» **STATED PROBLEM**
Wherever the word "哲学政法" appears in a line, copy that line.
=== RECORD SET ===
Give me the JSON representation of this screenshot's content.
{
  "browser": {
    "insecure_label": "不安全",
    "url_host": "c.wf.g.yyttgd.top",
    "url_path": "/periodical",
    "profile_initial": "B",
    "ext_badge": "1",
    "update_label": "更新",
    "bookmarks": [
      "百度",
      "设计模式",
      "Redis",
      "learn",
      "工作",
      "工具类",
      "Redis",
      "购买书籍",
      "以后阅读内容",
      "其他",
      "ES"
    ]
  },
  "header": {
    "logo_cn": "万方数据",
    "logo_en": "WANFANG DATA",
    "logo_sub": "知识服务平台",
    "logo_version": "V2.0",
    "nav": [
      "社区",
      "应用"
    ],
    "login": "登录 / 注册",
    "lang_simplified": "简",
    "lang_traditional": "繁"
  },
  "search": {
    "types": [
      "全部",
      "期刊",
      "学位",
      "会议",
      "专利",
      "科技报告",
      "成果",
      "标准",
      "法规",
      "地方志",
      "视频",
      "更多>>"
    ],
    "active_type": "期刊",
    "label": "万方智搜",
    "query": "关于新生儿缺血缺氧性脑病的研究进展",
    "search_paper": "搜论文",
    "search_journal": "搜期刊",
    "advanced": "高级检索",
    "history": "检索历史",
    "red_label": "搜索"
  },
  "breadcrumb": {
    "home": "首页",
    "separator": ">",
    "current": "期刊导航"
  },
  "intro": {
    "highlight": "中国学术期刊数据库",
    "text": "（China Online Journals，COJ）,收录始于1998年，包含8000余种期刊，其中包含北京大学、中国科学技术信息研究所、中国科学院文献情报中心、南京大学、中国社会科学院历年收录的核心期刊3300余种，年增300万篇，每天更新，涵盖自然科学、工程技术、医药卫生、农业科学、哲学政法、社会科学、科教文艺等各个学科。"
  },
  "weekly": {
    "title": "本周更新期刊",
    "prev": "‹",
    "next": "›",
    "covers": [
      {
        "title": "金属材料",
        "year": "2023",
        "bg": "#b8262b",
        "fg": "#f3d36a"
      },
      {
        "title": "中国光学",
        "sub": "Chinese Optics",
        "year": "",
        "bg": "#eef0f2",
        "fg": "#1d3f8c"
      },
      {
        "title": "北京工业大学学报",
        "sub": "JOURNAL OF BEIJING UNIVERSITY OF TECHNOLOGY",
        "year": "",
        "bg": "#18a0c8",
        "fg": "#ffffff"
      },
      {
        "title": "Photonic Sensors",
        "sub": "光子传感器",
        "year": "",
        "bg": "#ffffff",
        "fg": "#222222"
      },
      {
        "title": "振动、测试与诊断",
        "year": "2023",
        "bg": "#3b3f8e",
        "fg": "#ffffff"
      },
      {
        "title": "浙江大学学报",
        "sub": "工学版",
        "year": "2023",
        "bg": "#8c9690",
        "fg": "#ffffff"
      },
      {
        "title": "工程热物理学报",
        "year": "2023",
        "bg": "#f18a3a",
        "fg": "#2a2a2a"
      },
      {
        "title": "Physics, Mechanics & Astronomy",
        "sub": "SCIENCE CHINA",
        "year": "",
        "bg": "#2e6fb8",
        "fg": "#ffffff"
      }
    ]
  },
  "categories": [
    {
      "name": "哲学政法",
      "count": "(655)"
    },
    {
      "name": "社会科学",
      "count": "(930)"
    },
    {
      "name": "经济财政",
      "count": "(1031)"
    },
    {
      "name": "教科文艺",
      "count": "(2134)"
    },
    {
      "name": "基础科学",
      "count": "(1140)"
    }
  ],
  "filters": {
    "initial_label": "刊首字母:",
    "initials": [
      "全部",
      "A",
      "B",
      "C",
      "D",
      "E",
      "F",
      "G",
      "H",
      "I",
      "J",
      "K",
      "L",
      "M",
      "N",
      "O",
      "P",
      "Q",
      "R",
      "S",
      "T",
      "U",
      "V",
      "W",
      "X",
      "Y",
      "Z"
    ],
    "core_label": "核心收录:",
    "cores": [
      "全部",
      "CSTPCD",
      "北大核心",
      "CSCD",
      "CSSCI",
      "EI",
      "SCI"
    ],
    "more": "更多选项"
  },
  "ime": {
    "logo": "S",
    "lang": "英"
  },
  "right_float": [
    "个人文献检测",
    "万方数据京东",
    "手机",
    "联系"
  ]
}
===
» **WRITTEN REPLY**
    "text": "（China Online Journals，COJ）,收录始于1998年，包含8000余种期刊，其中包含北京大学、中国科学技术信息研究所、中国科学院文献情报中心、南京大学、中国社会科学院历年收录的核心期刊3300余种，年增300万篇，每天更新，涵盖自然科学、工程技术、医药卫生、农业科学、哲学政法、社会科学、科教文艺等各个学科。"
      "name": "哲学政法",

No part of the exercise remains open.